## start GIVEN INFORMATION

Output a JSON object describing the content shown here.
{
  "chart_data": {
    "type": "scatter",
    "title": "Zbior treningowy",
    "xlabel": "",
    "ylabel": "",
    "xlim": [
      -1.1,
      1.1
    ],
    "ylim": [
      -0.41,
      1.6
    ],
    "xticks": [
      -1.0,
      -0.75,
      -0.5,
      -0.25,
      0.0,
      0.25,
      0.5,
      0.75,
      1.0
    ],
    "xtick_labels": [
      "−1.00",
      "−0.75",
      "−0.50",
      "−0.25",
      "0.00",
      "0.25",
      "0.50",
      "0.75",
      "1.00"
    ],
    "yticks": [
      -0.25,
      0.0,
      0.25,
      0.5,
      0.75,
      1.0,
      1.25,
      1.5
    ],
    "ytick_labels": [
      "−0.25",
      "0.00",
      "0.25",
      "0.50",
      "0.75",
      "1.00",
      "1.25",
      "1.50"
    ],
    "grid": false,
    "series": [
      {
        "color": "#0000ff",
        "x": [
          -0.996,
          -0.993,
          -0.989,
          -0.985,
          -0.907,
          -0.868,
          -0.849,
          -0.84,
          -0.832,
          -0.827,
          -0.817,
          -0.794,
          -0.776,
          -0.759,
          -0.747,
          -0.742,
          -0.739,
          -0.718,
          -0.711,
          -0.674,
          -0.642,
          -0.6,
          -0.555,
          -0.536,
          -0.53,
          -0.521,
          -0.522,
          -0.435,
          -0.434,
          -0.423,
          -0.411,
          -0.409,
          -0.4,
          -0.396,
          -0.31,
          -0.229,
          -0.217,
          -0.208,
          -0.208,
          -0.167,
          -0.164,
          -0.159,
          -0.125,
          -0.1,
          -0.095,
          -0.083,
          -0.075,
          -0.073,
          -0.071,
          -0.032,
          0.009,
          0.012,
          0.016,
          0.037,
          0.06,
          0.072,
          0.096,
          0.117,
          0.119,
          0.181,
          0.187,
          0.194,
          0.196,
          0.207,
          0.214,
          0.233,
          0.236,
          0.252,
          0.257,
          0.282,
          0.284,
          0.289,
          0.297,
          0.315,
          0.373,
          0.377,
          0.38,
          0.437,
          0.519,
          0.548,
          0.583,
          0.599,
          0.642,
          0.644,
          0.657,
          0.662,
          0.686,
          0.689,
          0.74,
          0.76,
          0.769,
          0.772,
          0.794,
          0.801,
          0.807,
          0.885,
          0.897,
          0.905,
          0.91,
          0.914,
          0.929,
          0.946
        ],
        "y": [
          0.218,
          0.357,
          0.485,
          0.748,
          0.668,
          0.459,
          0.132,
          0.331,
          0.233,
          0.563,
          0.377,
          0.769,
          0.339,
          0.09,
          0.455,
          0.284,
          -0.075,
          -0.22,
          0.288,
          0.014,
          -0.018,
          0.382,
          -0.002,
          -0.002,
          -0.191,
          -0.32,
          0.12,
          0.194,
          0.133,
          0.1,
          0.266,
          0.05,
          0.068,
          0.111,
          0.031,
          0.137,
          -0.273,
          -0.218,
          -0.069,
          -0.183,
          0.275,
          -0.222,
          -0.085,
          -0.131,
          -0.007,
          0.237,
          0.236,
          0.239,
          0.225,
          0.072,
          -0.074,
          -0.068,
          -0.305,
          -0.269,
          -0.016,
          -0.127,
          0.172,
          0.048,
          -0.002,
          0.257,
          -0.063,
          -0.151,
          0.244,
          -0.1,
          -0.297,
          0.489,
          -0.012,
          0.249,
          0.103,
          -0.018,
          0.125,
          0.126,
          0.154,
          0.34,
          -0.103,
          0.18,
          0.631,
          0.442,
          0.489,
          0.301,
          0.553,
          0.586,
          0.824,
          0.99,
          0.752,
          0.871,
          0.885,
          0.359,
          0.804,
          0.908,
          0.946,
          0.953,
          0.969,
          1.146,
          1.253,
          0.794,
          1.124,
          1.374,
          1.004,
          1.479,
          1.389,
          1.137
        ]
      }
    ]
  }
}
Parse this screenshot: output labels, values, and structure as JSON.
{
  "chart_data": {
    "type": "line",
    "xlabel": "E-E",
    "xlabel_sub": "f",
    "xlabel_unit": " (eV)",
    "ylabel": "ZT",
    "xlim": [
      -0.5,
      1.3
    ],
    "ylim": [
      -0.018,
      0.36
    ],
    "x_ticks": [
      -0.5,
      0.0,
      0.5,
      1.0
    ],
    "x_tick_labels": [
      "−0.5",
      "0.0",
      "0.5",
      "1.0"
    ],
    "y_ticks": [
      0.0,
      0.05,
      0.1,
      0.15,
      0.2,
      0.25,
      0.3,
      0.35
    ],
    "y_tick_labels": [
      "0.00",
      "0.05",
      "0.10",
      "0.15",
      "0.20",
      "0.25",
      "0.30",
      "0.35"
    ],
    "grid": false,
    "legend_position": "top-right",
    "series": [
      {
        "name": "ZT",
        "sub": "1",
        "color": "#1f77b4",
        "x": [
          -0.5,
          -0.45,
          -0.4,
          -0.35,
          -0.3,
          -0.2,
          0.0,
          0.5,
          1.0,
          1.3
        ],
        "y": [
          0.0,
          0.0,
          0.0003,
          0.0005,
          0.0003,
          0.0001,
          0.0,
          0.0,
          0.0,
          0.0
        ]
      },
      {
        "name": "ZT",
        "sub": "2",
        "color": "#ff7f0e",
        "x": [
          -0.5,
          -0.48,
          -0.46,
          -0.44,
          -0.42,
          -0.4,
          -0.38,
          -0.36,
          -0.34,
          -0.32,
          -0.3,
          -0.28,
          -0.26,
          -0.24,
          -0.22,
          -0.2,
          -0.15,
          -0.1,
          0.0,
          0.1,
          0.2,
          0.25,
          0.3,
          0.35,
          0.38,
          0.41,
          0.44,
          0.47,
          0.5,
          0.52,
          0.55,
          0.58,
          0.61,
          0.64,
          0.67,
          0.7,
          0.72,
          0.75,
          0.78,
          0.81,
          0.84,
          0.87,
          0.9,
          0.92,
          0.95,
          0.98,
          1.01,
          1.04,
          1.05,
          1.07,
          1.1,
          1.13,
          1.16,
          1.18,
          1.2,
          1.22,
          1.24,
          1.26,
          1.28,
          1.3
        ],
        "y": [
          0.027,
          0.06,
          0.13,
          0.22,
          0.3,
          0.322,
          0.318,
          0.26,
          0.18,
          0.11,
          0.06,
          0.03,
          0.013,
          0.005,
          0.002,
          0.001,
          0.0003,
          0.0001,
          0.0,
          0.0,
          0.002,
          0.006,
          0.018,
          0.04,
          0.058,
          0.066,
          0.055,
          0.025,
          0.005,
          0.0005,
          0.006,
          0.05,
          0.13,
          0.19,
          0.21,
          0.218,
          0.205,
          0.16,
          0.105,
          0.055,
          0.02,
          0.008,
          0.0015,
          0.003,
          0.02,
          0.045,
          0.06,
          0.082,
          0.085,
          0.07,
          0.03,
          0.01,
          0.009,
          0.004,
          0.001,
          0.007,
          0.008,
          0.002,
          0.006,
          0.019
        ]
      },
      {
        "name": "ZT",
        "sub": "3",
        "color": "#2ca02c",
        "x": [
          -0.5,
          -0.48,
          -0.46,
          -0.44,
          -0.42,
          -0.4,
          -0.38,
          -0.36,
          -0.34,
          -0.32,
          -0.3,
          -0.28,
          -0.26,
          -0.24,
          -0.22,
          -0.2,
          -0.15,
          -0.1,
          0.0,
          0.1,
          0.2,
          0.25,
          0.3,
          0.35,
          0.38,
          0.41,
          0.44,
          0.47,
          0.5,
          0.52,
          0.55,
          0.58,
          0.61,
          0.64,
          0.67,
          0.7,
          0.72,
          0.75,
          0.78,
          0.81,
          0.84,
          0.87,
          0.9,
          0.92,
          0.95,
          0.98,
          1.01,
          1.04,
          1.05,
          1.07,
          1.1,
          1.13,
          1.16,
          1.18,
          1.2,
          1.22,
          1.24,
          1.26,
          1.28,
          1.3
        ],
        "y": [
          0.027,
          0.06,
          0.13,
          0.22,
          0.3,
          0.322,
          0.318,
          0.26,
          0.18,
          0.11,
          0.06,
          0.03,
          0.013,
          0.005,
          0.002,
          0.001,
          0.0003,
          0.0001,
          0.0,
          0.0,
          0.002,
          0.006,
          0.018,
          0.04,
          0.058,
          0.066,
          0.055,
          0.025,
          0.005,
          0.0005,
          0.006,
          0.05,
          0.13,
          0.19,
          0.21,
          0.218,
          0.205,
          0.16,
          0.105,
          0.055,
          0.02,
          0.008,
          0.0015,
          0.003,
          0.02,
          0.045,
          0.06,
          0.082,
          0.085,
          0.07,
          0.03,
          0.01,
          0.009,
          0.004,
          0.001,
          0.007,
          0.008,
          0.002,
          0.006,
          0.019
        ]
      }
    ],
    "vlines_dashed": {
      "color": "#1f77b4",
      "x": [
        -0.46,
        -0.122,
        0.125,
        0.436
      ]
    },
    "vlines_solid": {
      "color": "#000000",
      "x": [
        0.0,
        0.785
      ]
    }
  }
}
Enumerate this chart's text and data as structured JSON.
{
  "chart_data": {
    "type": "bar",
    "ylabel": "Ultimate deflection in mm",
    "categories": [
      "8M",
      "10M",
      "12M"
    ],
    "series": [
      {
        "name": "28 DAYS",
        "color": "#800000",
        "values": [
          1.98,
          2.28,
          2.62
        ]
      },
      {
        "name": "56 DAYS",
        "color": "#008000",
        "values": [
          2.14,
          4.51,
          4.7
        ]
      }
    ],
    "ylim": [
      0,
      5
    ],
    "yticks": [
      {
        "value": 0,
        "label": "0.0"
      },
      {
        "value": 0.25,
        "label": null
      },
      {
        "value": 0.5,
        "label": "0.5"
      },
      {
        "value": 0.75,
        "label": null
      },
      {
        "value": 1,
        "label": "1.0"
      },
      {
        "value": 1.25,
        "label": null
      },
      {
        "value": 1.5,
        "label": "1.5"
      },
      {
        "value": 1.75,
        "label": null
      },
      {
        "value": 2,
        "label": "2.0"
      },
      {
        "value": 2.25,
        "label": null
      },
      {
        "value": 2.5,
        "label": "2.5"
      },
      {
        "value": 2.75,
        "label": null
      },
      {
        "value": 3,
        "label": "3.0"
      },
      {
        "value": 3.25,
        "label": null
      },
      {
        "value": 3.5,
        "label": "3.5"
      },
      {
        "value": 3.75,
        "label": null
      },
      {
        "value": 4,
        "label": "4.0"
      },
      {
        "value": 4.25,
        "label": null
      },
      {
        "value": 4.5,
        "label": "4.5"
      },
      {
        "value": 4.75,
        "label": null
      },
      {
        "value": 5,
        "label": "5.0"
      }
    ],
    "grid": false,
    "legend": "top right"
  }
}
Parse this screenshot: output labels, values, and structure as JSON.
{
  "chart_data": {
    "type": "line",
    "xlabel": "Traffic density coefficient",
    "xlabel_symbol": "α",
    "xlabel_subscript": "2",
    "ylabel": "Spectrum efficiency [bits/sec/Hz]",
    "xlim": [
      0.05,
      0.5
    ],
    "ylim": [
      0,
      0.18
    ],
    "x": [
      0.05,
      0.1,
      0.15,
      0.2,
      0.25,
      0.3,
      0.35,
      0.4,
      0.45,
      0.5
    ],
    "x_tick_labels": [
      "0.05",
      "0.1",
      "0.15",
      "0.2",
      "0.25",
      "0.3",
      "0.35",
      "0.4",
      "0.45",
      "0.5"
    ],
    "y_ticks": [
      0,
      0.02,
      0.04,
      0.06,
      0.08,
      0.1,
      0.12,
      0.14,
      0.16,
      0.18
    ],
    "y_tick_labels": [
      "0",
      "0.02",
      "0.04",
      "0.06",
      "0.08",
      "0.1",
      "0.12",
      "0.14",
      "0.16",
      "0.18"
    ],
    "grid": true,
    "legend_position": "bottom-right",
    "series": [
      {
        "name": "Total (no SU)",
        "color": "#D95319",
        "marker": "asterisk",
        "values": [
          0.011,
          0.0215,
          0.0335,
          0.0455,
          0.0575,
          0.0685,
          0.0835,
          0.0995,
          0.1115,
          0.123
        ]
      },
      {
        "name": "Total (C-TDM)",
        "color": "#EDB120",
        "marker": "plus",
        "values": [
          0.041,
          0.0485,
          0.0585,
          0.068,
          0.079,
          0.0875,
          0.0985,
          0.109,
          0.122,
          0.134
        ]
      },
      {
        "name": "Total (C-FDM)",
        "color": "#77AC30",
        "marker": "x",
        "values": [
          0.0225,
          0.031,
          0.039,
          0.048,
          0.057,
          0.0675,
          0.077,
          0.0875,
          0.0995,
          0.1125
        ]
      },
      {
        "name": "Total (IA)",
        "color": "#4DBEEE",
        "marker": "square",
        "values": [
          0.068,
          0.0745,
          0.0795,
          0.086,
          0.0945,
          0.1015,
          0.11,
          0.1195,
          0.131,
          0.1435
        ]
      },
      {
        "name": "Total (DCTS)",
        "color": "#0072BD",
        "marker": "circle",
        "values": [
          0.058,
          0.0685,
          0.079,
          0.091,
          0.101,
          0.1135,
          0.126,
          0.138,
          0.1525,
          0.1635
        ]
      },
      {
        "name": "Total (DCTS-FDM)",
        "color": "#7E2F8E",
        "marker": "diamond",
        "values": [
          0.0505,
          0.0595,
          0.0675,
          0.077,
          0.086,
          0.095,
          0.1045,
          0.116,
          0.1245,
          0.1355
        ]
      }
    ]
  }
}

## end GIVEN INFORMATION

- **SHORT PROBLEM**
Copy, from the material above, each line in which the string "type" occurs.

- **RESPONSE TO THE TASK**
    "type": "scatter",
    "type": "line",
    "type": "bar",
    "type": "line",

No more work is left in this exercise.